#### Objective
In the entries below, count each line holding the word "symbol". Answer with the total alone.

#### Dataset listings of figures
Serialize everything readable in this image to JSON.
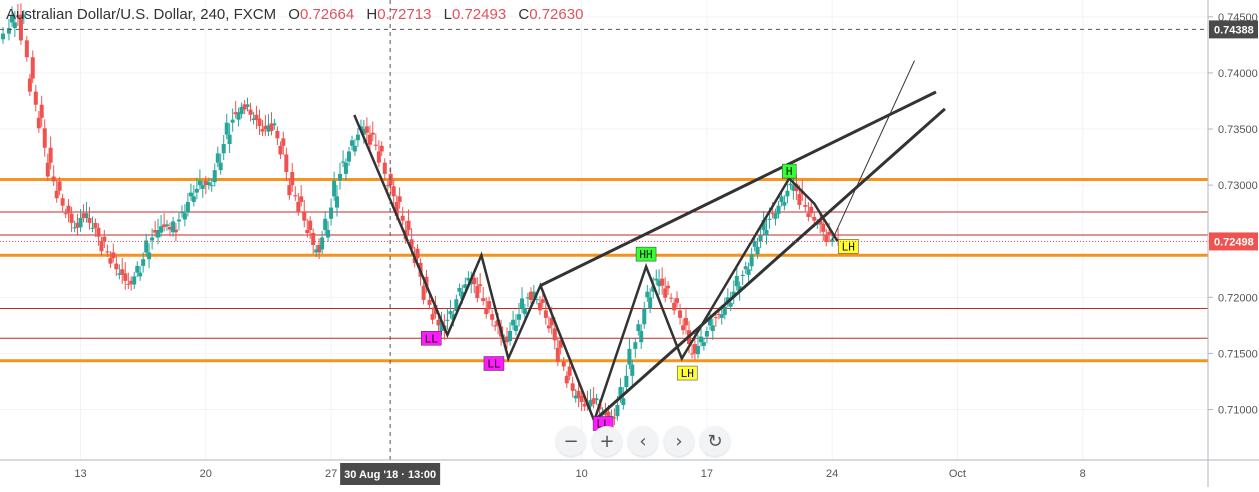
{
  "legend": {
    "symbol": "Australian Dollar/U.S. Dollar, 240, FXCM",
    "open_label": "O",
    "open": "0.72664",
    "high_label": "H",
    "high": "0.72713",
    "low_label": "L",
    "low": "0.72493",
    "close_label": "C",
    "close": "0.72630"
  },
  "toolbar": {
    "zoom_out": "−",
    "zoom_in": "+",
    "scroll_left": "‹",
    "scroll_right": "›",
    "reset": "↻"
  },
  "colors": {
    "up": "#26a69a",
    "down": "#ef5350",
    "support_orange": "#f7931a",
    "support_red": "#c62828",
    "pattern_line": "#333333",
    "label_magenta": "#ff1aff",
    "label_green": "#33ff33",
    "label_yellow": "#ffff33",
    "price_tag": "#ef5350",
    "crosshair_tag": "#4a4a4a"
  },
  "chart_data": {
    "type": "candlestick",
    "symbol": "AUDUSD",
    "timeframe": "240",
    "ylim": [
      0.7055,
      0.7465
    ],
    "yticks": [
      "0.74500",
      "0.74000",
      "0.73500",
      "0.73000",
      "0.72500",
      "0.72000",
      "0.71500",
      "0.71000"
    ],
    "xticks": [
      {
        "label": "13",
        "x": 13
      },
      {
        "label": "20",
        "x": 20
      },
      {
        "label": "27",
        "x": 27
      },
      {
        "label": "10",
        "x": 41
      },
      {
        "label": "17",
        "x": 48
      },
      {
        "label": "24",
        "x": 55
      },
      {
        "label": "Oct",
        "x": 62
      },
      {
        "label": "8",
        "x": 69
      }
    ],
    "xlim": [
      8.5,
      76
    ],
    "crosshair": {
      "x_label": "30 Aug '18 · 13:00",
      "x": 30.3,
      "y_label": "0.74388",
      "y": 0.74388
    },
    "last_price": {
      "label": "0.72498",
      "y": 0.72498
    },
    "closes": [
      [
        8.5,
        0.743
      ],
      [
        9,
        0.7445
      ],
      [
        9.5,
        0.7452
      ],
      [
        10,
        0.7395
      ],
      [
        10.5,
        0.736
      ],
      [
        11,
        0.732
      ],
      [
        11.5,
        0.7295
      ],
      [
        12,
        0.7275
      ],
      [
        12.5,
        0.7262
      ],
      [
        13,
        0.7275
      ],
      [
        13.5,
        0.7262
      ],
      [
        14,
        0.725
      ],
      [
        14.5,
        0.7235
      ],
      [
        15,
        0.722
      ],
      [
        15.5,
        0.7212
      ],
      [
        16,
        0.7222
      ],
      [
        16.5,
        0.724
      ],
      [
        17,
        0.726
      ],
      [
        17.5,
        0.7265
      ],
      [
        18,
        0.7258
      ],
      [
        18.5,
        0.7275
      ],
      [
        19,
        0.729
      ],
      [
        19.5,
        0.73
      ],
      [
        20,
        0.73
      ],
      [
        20.5,
        0.732
      ],
      [
        21,
        0.7345
      ],
      [
        21.5,
        0.7365
      ],
      [
        22,
        0.7372
      ],
      [
        22.5,
        0.7358
      ],
      [
        23,
        0.735
      ],
      [
        23.5,
        0.7355
      ],
      [
        24,
        0.7335
      ],
      [
        24.5,
        0.73
      ],
      [
        25,
        0.7285
      ],
      [
        25.5,
        0.726
      ],
      [
        26,
        0.724
      ],
      [
        26.5,
        0.726
      ],
      [
        27,
        0.729
      ],
      [
        27.5,
        0.732
      ],
      [
        28,
        0.7335
      ],
      [
        28.5,
        0.735
      ],
      [
        29,
        0.7345
      ],
      [
        29.5,
        0.733
      ],
      [
        30,
        0.73
      ],
      [
        30.5,
        0.7285
      ],
      [
        31,
        0.726
      ],
      [
        31.5,
        0.7235
      ],
      [
        32,
        0.721
      ],
      [
        32.5,
        0.7185
      ],
      [
        33,
        0.717
      ],
      [
        33.5,
        0.7185
      ],
      [
        34,
        0.7205
      ],
      [
        34.5,
        0.7215
      ],
      [
        35,
        0.721
      ],
      [
        35.5,
        0.719
      ],
      [
        36,
        0.7175
      ],
      [
        36.5,
        0.716
      ],
      [
        37,
        0.7175
      ],
      [
        37.5,
        0.719
      ],
      [
        38,
        0.7205
      ],
      [
        38.5,
        0.7195
      ],
      [
        39,
        0.7175
      ],
      [
        39.5,
        0.7155
      ],
      [
        40,
        0.713
      ],
      [
        40.5,
        0.711
      ],
      [
        41,
        0.7105
      ],
      [
        41.5,
        0.711
      ],
      [
        42,
        0.7095
      ],
      [
        42.5,
        0.7092
      ],
      [
        43,
        0.711
      ],
      [
        43.5,
        0.714
      ],
      [
        44,
        0.717
      ],
      [
        44.5,
        0.72
      ],
      [
        45,
        0.7215
      ],
      [
        45.5,
        0.7208
      ],
      [
        46,
        0.7195
      ],
      [
        46.5,
        0.7175
      ],
      [
        47,
        0.715
      ],
      [
        47.5,
        0.716
      ],
      [
        48,
        0.7175
      ],
      [
        48.5,
        0.7185
      ],
      [
        49,
        0.7195
      ],
      [
        49.5,
        0.721
      ],
      [
        50,
        0.7225
      ],
      [
        50.5,
        0.7245
      ],
      [
        51,
        0.726
      ],
      [
        51.5,
        0.7275
      ],
      [
        52,
        0.7285
      ],
      [
        52.5,
        0.73
      ],
      [
        53,
        0.7292
      ],
      [
        53.5,
        0.7275
      ],
      [
        54,
        0.7265
      ],
      [
        54.5,
        0.7255
      ],
      [
        55,
        0.725
      ]
    ],
    "horizontal_levels": [
      {
        "y": 0.7305,
        "color": "orange",
        "width": 3
      },
      {
        "y": 0.72375,
        "color": "orange",
        "width": 3
      },
      {
        "y": 0.71435,
        "color": "orange",
        "width": 3
      },
      {
        "y": 0.7276,
        "color": "red",
        "width": 1
      },
      {
        "y": 0.72555,
        "color": "red",
        "width": 1
      },
      {
        "y": 0.719,
        "color": "red",
        "width": 1
      },
      {
        "y": 0.71635,
        "color": "red",
        "width": 1
      }
    ],
    "zigzag": [
      [
        28.3,
        0.73625
      ],
      [
        33.5,
        0.71665
      ],
      [
        35.4,
        0.72375
      ],
      [
        36.9,
        0.71455
      ],
      [
        38.7,
        0.72105
      ],
      [
        41.7,
        0.709
      ],
      [
        44.6,
        0.72275
      ],
      [
        46.6,
        0.71455
      ],
      [
        52.6,
        0.7306
      ],
      [
        54.0,
        0.72835
      ],
      [
        55.3,
        0.725
      ]
    ],
    "trendlines": [
      {
        "from": [
          38.7,
          0.72105
        ],
        "to": [
          60.8,
          0.7383
        ],
        "width": 3
      },
      {
        "from": [
          41.7,
          0.709
        ],
        "to": [
          61.3,
          0.7368
        ],
        "width": 3
      },
      {
        "from": [
          55.0,
          0.7251
        ],
        "to": [
          59.6,
          0.7411
        ],
        "width": 1
      }
    ],
    "labels": [
      {
        "text": "LL",
        "x": 32.6,
        "y": 0.71635,
        "bg": "magenta"
      },
      {
        "text": "LL",
        "x": 36.1,
        "y": 0.7141,
        "bg": "magenta"
      },
      {
        "text": "LL",
        "x": 42.2,
        "y": 0.70875,
        "bg": "magenta"
      },
      {
        "text": "HH",
        "x": 44.6,
        "y": 0.72385,
        "bg": "green"
      },
      {
        "text": "LH",
        "x": 46.9,
        "y": 0.71325,
        "bg": "yellow"
      },
      {
        "text": "H",
        "x": 52.6,
        "y": 0.73125,
        "bg": "green"
      },
      {
        "text": "LH",
        "x": 55.9,
        "y": 0.72455,
        "bg": "yellow"
      }
    ]
  }
}
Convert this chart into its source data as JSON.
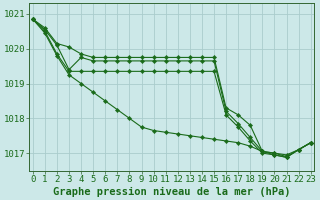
{
  "background_color": "#cce8e8",
  "grid_color": "#aacccc",
  "line_color": "#1a6b1a",
  "xlabel": "Graphe pression niveau de la mer (hPa)",
  "xlabel_fontsize": 7.5,
  "tick_fontsize": 6.5,
  "ylim": [
    1016.5,
    1021.3
  ],
  "yticks": [
    1017,
    1018,
    1019,
    1020,
    1021
  ],
  "xlim": [
    -0.3,
    23.3
  ],
  "xticks": [
    0,
    1,
    2,
    3,
    4,
    5,
    6,
    7,
    8,
    9,
    10,
    11,
    12,
    13,
    14,
    15,
    16,
    17,
    18,
    19,
    20,
    21,
    22,
    23
  ],
  "series": [
    [
      1020.85,
      1020.6,
      1020.15,
      1020.05,
      1019.85,
      1019.75,
      1019.75,
      1019.75,
      1019.75,
      1019.75,
      1019.75,
      1019.75,
      1019.75,
      1019.75,
      1019.75,
      1019.75,
      1018.3,
      1018.1,
      1017.8,
      1017.05,
      1017.0,
      1016.95,
      1017.1,
      1017.3
    ],
    [
      1020.85,
      1020.55,
      1020.1,
      1019.4,
      1019.75,
      1019.65,
      1019.65,
      1019.65,
      1019.65,
      1019.65,
      1019.65,
      1019.65,
      1019.65,
      1019.65,
      1019.65,
      1019.65,
      1018.2,
      1017.85,
      1017.45,
      1017.05,
      1017.0,
      1016.9,
      1017.1,
      1017.3
    ],
    [
      1020.85,
      1020.5,
      1019.85,
      1019.35,
      1019.35,
      1019.35,
      1019.35,
      1019.35,
      1019.35,
      1019.35,
      1019.35,
      1019.35,
      1019.35,
      1019.35,
      1019.35,
      1019.35,
      1018.1,
      1017.75,
      1017.35,
      1017.0,
      1016.95,
      1016.88,
      1017.1,
      1017.3
    ],
    [
      1020.85,
      1020.45,
      1019.8,
      1019.25,
      1019.0,
      1018.75,
      1018.5,
      1018.25,
      1018.0,
      1017.75,
      1017.65,
      1017.6,
      1017.55,
      1017.5,
      1017.45,
      1017.4,
      1017.35,
      1017.3,
      1017.2,
      1017.05,
      1016.95,
      1016.88,
      1017.1,
      1017.3
    ]
  ]
}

#### Exercise solution
2